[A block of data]
──────────────────────────────

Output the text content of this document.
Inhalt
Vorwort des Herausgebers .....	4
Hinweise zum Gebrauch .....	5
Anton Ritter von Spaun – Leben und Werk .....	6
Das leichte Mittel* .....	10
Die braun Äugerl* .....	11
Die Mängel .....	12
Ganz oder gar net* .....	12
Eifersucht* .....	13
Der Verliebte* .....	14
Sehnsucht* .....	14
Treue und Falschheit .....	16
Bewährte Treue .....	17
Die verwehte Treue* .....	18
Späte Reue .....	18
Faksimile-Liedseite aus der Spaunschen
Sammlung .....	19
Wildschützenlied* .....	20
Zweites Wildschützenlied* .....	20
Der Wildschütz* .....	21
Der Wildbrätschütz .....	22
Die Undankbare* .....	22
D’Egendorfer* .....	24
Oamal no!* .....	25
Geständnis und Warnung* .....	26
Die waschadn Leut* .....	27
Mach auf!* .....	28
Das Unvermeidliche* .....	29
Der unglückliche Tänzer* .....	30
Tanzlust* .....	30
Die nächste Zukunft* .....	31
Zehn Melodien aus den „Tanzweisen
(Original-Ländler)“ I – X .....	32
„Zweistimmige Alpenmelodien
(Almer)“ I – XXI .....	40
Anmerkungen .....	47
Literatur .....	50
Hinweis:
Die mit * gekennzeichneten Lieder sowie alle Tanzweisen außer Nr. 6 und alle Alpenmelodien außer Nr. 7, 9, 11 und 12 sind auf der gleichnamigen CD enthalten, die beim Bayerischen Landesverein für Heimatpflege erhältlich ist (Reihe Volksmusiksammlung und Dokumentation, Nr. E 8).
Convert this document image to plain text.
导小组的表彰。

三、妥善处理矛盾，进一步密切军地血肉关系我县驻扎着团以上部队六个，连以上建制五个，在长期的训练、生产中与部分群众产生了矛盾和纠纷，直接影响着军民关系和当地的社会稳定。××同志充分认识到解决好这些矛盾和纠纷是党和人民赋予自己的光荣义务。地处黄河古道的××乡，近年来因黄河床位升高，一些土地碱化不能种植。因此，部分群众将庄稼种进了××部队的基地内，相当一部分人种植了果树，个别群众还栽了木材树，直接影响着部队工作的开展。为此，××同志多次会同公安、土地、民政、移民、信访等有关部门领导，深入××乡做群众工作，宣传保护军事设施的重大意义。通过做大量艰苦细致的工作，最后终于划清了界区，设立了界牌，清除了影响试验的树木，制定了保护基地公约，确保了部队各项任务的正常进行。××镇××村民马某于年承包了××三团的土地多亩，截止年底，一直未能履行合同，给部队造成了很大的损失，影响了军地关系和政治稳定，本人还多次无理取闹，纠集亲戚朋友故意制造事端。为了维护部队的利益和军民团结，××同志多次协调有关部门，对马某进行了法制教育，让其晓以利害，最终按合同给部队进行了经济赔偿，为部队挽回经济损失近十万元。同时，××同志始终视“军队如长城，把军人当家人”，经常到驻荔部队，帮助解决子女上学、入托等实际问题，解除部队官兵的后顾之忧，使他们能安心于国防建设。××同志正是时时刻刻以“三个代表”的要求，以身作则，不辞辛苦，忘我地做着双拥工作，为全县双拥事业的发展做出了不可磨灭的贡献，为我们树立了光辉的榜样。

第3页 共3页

──────────────────────────────

**DESCRIPTION OF THE TASK:** Give back, unchanged, every line from the one with "Convert this document image to plain text." to the end of the entries above.

**TASK RESULT:**
Convert this document image to plain text.
导小组的表彰。

三、妥善处理矛盾，进一步密切军地血肉关系我县驻扎着团以上部队六个，连以上建制五个，在长期的训练、生产中与部分群众产生了矛盾和纠纷，直接影响着军民关系和当地的社会稳定。××同志充分认识到解决好这些矛盾和纠纷是党和人民赋予自己的光荣义务。地处黄河古道的××乡，近年来因黄河床位升高，一些土地碱化不能种植。因此，部分群众将庄稼种进了××部队的基地内，相当一部分人种植了果树，个别群众还栽了木材树，直接影响着部队工作的开展。为此，××同志多次会同公安、土地、民政、移民、信访等有关部门领导，深入××乡做群众工作，宣传保护军事设施的重大意义。通过做大量艰苦细致的工作，最后终于划清了界区，设立了界牌，清除了影响试验的树木，制定了保护基地公约，确保了部队各项任务的正常进行。××镇××村民马某于年承包了××三团的土地多亩，截止年底，一直未能履行合同，给部队造成了很大的损失，影响了军地关系和政治稳定，本人还多次无理取闹，纠集亲戚朋友故意制造事端。为了维护部队的利益和军民团结，××同志多次协调有关部门，对马某进行了法制教育，让其晓以利害，最终按合同给部队进行了经济赔偿，为部队挽回经济损失近十万元。同时，××同志始终视“军队如长城，把军人当家人”，经常到驻荔部队，帮助解决子女上学、入托等实际问题，解除部队官兵的后顾之忧，使他们能安心于国防建设。××同志正是时时刻刻以“三个代表”的要求，以身作则，不辞辛苦，忘我地做着双拥工作，为全县双拥事业的发展做出了不可磨灭的贡献，为我们树立了光辉的榜样。

第3页 共3页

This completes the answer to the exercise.